→ Supplied passage:
------------------------------------------------------------------------

The barrage includes structures situated across two branches of the Oder river flowing through the city center: the so-called South Oder and North Oder. Together with numerous smaller branches and canals, these form the Downtown Water Junction, which is divided into:
- The Upper Downtown Water Junction, encompassing branches and canals where the Piaskowy Barrage is located, featuring small islands. Here, the South and North Oder briefly merge before splitting again shortly downstream.
- The Lower Downtown Water Junction, encompassing both river branches (and short canals) surrounding the Kępa Mieszczańska island, where the City Barrage is situated at the branches' outset.

------------------------------------------------------------------------

→ Data for review:
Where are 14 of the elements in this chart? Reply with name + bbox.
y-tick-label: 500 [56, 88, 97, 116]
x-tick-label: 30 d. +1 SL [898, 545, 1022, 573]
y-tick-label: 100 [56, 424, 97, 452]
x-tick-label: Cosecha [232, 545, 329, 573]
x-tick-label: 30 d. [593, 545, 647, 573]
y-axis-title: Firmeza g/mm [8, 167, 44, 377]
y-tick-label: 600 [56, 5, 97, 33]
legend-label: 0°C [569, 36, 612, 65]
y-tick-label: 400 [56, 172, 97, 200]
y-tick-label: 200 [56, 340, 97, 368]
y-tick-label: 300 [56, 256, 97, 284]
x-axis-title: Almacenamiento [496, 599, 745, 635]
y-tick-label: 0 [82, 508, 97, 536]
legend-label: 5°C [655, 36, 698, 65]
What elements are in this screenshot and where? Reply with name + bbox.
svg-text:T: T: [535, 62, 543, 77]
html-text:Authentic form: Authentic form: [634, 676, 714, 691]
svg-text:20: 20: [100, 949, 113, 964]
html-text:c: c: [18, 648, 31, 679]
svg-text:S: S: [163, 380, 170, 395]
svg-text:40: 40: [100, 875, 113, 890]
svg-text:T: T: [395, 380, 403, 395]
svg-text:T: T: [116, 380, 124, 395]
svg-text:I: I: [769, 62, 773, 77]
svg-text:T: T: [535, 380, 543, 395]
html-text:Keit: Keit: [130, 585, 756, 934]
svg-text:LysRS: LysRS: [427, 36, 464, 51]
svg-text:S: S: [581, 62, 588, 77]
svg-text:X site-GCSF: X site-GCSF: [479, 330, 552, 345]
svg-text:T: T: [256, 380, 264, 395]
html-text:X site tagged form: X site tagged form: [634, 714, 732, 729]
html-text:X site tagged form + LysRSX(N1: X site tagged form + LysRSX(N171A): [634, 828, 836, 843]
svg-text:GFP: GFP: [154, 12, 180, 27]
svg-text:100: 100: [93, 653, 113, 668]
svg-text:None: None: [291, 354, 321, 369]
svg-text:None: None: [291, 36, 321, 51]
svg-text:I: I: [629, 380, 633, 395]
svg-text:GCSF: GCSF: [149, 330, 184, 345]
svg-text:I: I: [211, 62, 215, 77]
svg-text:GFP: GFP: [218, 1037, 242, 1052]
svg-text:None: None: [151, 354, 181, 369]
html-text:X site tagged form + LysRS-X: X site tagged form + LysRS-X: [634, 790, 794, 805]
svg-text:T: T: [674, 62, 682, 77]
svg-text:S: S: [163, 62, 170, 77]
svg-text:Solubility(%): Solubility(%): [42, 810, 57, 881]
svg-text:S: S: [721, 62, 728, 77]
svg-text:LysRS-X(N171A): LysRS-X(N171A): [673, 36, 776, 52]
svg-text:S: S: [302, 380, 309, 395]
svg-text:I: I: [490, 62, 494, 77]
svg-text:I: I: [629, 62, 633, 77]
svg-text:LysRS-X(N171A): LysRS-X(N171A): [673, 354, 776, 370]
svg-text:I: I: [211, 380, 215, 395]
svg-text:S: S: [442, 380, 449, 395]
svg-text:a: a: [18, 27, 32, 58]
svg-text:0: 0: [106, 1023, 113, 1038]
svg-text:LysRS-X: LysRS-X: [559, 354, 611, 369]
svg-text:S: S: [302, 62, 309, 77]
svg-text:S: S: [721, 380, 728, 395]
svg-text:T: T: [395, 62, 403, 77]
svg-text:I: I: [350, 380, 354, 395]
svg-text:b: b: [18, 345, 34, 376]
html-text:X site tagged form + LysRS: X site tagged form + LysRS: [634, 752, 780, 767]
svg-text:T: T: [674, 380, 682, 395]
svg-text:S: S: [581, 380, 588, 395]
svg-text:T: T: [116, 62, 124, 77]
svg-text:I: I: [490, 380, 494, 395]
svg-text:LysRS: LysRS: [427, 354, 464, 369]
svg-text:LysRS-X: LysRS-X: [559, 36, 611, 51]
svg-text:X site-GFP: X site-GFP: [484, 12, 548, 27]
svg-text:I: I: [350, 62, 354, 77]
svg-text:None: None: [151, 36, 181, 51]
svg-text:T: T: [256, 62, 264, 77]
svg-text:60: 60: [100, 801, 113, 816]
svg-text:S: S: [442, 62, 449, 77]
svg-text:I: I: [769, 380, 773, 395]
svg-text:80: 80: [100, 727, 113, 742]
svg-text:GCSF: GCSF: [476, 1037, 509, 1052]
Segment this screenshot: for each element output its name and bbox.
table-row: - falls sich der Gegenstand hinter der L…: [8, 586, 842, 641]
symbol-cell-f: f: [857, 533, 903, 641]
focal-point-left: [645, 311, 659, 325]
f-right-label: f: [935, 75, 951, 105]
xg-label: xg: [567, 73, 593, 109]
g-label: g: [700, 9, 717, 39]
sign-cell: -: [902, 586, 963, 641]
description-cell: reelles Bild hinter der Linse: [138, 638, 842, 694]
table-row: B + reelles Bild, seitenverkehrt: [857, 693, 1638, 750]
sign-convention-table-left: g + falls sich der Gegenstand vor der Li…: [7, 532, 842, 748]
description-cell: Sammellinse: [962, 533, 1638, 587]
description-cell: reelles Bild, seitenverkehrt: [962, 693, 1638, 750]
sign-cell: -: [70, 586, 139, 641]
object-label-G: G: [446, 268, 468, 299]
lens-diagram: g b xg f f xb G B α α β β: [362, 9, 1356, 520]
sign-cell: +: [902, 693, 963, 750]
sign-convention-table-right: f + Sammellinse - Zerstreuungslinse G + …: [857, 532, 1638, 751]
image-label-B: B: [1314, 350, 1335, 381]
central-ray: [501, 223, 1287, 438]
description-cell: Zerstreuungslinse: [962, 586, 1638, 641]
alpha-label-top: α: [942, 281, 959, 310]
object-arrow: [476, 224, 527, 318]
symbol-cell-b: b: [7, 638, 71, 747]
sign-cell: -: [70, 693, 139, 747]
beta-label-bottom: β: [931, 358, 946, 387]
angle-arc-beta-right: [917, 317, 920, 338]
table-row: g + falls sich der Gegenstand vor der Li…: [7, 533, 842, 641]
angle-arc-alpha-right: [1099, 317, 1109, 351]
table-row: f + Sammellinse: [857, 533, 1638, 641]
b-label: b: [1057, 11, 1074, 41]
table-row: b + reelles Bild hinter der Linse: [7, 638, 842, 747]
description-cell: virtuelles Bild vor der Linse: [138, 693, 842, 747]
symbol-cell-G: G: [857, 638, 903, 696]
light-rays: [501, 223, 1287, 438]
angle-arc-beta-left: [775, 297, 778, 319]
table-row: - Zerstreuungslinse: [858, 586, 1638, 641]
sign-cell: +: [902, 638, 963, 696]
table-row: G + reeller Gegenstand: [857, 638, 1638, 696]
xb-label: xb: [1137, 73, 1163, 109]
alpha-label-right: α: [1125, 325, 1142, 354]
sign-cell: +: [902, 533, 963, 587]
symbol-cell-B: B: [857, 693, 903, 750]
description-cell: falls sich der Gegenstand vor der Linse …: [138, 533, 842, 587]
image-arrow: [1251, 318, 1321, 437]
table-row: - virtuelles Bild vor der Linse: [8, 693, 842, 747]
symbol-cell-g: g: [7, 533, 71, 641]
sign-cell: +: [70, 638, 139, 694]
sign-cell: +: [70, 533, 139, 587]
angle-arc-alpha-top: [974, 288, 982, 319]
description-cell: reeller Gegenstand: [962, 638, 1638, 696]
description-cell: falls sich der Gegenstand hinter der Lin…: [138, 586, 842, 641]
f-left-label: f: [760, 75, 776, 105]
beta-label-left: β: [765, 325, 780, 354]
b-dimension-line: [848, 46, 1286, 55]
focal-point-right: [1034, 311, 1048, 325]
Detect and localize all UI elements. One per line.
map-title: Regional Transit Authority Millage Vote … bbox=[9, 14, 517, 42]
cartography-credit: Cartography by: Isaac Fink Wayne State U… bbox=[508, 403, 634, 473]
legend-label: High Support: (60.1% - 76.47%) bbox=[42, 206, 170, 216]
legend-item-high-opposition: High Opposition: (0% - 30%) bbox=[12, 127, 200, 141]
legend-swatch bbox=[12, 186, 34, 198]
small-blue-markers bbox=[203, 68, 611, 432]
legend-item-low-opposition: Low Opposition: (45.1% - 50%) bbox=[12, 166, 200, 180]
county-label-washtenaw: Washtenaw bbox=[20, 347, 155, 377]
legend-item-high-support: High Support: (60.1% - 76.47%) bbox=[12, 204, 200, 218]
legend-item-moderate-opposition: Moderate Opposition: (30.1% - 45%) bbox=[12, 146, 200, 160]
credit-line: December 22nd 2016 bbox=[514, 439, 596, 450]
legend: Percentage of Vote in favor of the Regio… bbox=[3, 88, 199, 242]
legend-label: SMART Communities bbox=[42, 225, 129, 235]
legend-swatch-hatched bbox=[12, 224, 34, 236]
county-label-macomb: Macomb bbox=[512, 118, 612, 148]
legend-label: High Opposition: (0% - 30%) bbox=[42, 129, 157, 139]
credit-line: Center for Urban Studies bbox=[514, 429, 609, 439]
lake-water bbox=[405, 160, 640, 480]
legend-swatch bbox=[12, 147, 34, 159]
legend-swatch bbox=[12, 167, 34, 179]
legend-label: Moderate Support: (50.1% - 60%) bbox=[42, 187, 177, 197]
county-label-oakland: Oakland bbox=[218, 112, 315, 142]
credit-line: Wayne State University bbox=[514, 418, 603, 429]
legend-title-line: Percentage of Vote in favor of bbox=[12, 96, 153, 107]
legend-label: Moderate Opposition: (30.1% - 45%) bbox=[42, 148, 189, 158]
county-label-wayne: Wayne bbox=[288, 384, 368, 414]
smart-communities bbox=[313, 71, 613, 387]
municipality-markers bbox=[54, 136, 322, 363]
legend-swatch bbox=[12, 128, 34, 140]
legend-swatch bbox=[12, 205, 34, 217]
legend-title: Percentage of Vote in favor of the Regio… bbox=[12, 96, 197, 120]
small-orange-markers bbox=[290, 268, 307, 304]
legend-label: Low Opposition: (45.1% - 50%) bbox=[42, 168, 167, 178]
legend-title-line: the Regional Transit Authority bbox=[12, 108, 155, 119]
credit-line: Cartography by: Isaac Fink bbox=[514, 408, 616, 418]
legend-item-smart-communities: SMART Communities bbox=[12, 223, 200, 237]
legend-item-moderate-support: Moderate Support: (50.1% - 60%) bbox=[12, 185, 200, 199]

------------------------------------------------------------------------

→ To do:
1. Answer these questions about the passage on the Downtown Water Junction:
(a) What are the two branches of the Oder that flow through the city center called?
(b) Which barrage is located in the Upper Downtown Water Junction?
(c) Which island do the river branches of the Lower Downtown Water Junction surround?
2. In the passage on the Downtown Water Junction, swap "merge" for "join" and write out the part that opens with the words containing "The barrage includes" and closes with "again shortly downstream.".
3. Carry on the passage about the Downtown Water Junction from the point where it stops.

→ Answers for the tasks:
1.
(a) The South Oder and the North Oder.
(b) The Piaskowy Barrage.
(c) Kępa Mieszczańska.

2.
The barrage includes structures situated across two branches of the Oder river flowing through the city center: the so-called South Oder and North Oder. Together with numerous smaller branches and canals, these form the Downtown Water Junction, which is divided into:
- The Upper Downtown Water Junction, encompassing branches and canals where the Piaskowy Barrage is located, featuring small islands. Here, the South and North Oder briefly join before splitting again shortly downstream.

3.
The section on the South Oder, including the South Power Plant, its weir, and the lock, lies between Kępa Mieszczańska island (north of the lock), part of the Nadodrze district, and the Old Town area (south of the power plant). The power plant and weir are downstream (west) of the Southern Pomeranian Bridge, while the lock is upstream (east) of the Middle Pomeranian Bridge. Upstream of the lock, a wharf was built for passenger navigation. The North Oder section, comprising the North Power Plant and its weir, is positioned between Kępa Mieszczańska and the Nadodrze district, slightly upstream (east) of the Northern Pomeranian Bridge. A riverside boulevard runs along the retaining wall here. In 2009, an urban marina, Marina Topacz, was established on Kępa Mieszczańska upstream of the barrage on this branch.

The South Power Plant weir is located at kilometer 252.45 of the Oder's current, while the North Power Plant weir is at kilometer 1.2 of the North Oder's current.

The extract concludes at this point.